— begin Recorded data —
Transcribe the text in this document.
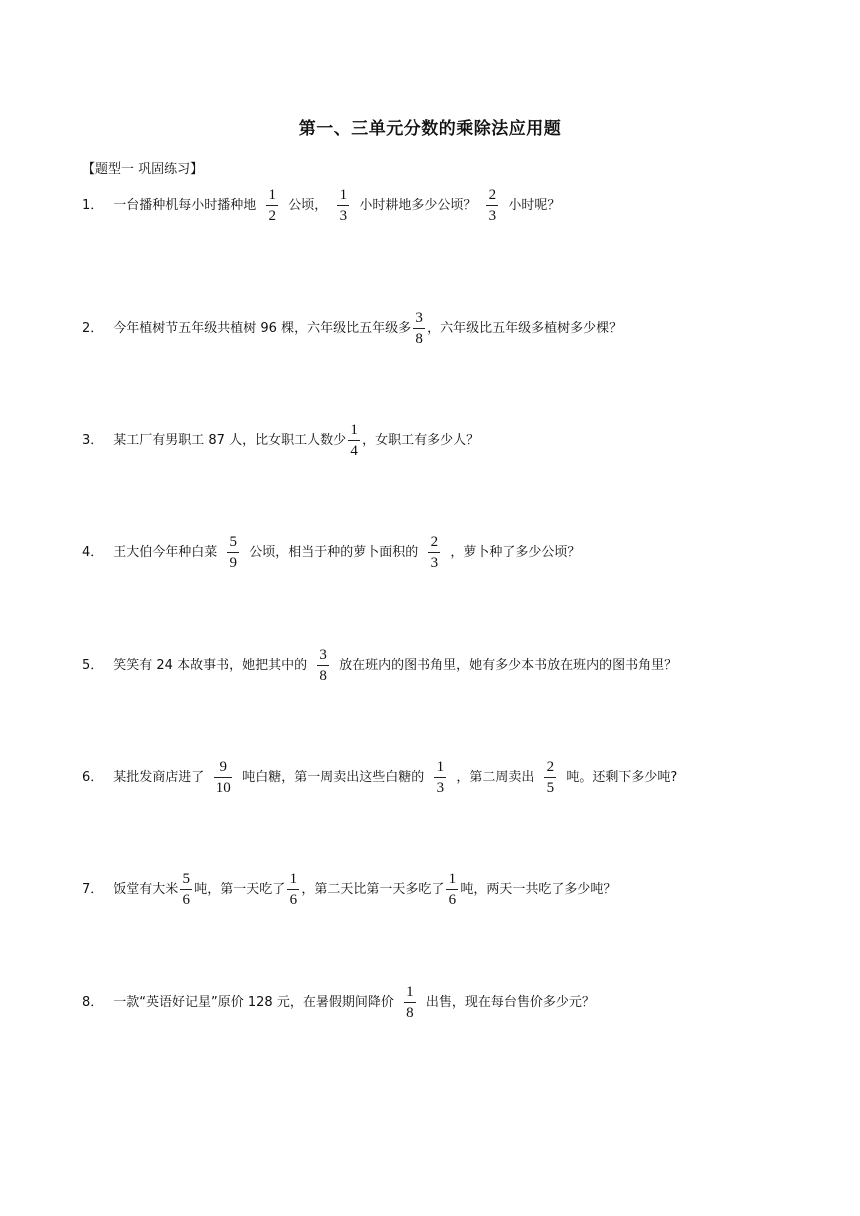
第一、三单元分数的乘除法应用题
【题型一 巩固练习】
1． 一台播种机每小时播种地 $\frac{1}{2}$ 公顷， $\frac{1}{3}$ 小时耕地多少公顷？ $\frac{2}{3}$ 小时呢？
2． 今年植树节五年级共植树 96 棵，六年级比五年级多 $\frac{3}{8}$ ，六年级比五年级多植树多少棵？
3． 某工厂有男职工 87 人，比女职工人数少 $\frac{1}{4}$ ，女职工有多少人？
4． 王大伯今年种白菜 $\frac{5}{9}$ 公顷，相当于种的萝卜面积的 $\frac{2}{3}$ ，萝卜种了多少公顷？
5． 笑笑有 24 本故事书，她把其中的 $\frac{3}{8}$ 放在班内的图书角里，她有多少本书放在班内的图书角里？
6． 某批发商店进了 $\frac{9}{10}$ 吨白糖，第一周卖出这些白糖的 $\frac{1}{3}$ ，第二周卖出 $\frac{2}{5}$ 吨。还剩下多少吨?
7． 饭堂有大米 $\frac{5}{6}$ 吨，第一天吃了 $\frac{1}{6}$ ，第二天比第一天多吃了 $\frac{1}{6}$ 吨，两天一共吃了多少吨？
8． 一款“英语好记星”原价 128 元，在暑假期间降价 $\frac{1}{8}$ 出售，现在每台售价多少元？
— end Recorded data —
◆ **Instructions for the task**: Transcribe the listing above verbatim. Omit the pictures.

◆ **Response**:
Transcribe the text in this document.
第一、三单元分数的乘除法应用题
【题型一 巩固练习】
1． 一台播种机每小时播种地 $\frac{1}{2}$ 公顷， $\frac{1}{3}$ 小时耕地多少公顷？ $\frac{2}{3}$ 小时呢？
2． 今年植树节五年级共植树 96 棵，六年级比五年级多 $\frac{3}{8}$ ，六年级比五年级多植树多少棵？
3． 某工厂有男职工 87 人，比女职工人数少 $\frac{1}{4}$ ，女职工有多少人？
4． 王大伯今年种白菜 $\frac{5}{9}$ 公顷，相当于种的萝卜面积的 $\frac{2}{3}$ ，萝卜种了多少公顷？
5． 笑笑有 24 本故事书，她把其中的 $\frac{3}{8}$ 放在班内的图书角里，她有多少本书放在班内的图书角里？
6． 某批发商店进了 $\frac{9}{10}$ 吨白糖，第一周卖出这些白糖的 $\frac{1}{3}$ ，第二周卖出 $\frac{2}{5}$ 吨。还剩下多少吨?
7． 饭堂有大米 $\frac{5}{6}$ 吨，第一天吃了 $\frac{1}{6}$ ，第二天比第一天多吃了 $\frac{1}{6}$ 吨，两天一共吃了多少吨？
8． 一款“英语好记星”原价 128 元，在暑假期间降价 $\frac{1}{8}$ 出售，现在每台售价多少元？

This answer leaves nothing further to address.